(Data entries for graphics)
== == ==

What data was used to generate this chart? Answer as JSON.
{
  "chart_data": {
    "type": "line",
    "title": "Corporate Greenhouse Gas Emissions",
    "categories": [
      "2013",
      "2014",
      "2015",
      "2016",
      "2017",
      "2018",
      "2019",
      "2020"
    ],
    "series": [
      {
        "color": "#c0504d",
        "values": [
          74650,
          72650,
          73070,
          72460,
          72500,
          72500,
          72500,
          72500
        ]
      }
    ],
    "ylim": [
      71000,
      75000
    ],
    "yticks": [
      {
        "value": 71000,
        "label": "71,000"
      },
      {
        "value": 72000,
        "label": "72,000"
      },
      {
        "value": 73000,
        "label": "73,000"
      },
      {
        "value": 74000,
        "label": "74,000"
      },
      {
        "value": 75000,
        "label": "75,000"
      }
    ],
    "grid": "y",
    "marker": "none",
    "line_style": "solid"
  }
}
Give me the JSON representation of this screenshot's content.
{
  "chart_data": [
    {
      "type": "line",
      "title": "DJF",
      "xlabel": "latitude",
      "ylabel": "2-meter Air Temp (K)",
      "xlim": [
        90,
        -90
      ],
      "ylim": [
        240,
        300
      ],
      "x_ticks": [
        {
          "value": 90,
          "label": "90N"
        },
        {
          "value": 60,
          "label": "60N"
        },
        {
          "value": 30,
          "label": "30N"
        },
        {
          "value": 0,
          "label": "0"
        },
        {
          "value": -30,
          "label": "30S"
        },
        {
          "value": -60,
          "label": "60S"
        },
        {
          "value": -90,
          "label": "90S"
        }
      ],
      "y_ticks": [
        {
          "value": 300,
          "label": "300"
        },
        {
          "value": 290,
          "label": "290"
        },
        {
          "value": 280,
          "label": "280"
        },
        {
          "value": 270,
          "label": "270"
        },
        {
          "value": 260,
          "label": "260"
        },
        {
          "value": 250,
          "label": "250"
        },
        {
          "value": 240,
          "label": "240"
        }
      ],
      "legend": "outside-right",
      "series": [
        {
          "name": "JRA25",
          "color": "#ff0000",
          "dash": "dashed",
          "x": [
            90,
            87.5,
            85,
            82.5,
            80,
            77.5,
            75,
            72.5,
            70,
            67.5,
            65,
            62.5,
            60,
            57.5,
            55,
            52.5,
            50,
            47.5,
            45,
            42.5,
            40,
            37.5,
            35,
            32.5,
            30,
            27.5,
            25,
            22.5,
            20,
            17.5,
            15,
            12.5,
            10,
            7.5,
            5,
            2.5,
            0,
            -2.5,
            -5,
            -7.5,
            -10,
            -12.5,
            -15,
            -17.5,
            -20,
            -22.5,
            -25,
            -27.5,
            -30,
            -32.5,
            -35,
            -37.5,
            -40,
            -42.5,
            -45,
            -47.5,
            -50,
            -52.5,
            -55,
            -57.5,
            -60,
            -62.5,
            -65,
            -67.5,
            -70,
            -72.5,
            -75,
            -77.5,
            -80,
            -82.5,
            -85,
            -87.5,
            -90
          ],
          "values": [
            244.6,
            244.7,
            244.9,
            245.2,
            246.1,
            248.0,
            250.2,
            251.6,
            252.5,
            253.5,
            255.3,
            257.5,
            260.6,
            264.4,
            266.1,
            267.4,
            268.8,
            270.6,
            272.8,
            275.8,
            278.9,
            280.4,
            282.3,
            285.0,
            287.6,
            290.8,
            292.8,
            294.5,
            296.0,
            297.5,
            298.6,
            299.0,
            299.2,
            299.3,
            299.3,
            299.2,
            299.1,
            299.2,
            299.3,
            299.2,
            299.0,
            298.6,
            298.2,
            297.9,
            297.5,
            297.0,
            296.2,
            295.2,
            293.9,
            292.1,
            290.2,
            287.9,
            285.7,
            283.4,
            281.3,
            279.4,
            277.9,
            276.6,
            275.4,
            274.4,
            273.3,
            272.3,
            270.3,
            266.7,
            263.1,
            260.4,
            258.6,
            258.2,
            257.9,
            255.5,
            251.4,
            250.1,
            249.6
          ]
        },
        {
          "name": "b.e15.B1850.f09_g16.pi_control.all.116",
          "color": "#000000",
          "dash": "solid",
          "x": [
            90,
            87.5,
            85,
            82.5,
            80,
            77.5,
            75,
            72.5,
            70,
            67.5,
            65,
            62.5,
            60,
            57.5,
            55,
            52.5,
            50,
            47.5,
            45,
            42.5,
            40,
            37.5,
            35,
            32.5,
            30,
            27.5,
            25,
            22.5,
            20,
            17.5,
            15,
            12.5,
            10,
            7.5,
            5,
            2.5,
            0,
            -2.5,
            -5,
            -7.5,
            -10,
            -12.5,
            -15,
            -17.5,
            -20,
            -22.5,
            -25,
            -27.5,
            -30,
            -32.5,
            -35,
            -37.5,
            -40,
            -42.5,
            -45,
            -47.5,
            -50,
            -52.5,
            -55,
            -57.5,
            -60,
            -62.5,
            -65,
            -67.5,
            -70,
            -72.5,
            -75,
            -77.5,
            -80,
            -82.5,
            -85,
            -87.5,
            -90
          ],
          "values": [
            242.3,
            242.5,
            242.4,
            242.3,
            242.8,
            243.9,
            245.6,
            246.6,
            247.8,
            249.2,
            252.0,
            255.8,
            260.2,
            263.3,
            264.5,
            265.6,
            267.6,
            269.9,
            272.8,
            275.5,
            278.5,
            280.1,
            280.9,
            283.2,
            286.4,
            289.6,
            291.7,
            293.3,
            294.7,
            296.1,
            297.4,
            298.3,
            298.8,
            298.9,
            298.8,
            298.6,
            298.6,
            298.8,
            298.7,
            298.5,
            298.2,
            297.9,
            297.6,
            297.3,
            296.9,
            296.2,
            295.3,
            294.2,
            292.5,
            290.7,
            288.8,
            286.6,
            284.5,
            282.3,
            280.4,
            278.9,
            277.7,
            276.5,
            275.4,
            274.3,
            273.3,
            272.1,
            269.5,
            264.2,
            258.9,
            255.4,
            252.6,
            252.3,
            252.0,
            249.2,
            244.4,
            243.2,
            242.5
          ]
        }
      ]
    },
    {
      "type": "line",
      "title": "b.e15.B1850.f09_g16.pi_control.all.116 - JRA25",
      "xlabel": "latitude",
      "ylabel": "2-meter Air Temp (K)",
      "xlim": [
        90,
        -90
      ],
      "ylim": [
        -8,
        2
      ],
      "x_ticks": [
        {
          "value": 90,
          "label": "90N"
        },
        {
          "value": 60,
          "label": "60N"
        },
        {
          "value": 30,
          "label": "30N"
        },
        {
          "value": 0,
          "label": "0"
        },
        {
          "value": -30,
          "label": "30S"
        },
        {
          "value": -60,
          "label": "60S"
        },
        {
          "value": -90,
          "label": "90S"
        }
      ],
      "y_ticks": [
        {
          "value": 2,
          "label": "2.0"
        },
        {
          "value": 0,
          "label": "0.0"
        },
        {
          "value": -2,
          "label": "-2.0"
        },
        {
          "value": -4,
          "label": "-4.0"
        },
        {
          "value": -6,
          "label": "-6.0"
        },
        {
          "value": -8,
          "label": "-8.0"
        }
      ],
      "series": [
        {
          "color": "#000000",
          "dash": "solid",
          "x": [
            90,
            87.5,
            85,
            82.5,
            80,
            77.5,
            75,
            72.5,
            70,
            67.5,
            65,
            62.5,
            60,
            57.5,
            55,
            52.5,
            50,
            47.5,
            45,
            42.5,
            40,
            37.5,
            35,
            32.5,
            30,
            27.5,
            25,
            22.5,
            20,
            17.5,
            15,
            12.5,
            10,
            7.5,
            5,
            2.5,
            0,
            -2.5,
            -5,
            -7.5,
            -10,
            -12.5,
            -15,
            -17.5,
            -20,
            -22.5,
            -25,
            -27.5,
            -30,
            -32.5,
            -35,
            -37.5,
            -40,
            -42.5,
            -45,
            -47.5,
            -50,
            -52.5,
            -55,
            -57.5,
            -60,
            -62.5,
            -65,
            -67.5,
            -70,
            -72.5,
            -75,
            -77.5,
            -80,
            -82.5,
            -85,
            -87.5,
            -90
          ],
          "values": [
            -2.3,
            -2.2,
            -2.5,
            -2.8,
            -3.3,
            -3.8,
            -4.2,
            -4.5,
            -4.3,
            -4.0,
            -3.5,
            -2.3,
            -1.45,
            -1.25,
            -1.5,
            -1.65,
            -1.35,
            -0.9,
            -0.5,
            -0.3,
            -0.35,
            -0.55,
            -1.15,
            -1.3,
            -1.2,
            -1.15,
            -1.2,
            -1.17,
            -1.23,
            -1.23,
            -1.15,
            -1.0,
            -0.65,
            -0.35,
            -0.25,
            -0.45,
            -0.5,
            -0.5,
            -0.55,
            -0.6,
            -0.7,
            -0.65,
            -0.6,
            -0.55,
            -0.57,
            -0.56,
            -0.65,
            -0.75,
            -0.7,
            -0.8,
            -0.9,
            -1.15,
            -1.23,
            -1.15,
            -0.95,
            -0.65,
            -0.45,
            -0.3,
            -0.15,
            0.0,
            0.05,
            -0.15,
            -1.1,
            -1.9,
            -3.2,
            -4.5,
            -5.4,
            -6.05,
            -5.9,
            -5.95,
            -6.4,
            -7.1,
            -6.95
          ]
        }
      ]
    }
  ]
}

== == ==

WHAT THE TASK REQUIRES >>
Search the entries for the word "JSON" and gather every line where it appears.

RESPONSE TO THE TASK >>
What data was used to generate this chart? Answer as JSON.
Give me the JSON representation of this screenshot's content.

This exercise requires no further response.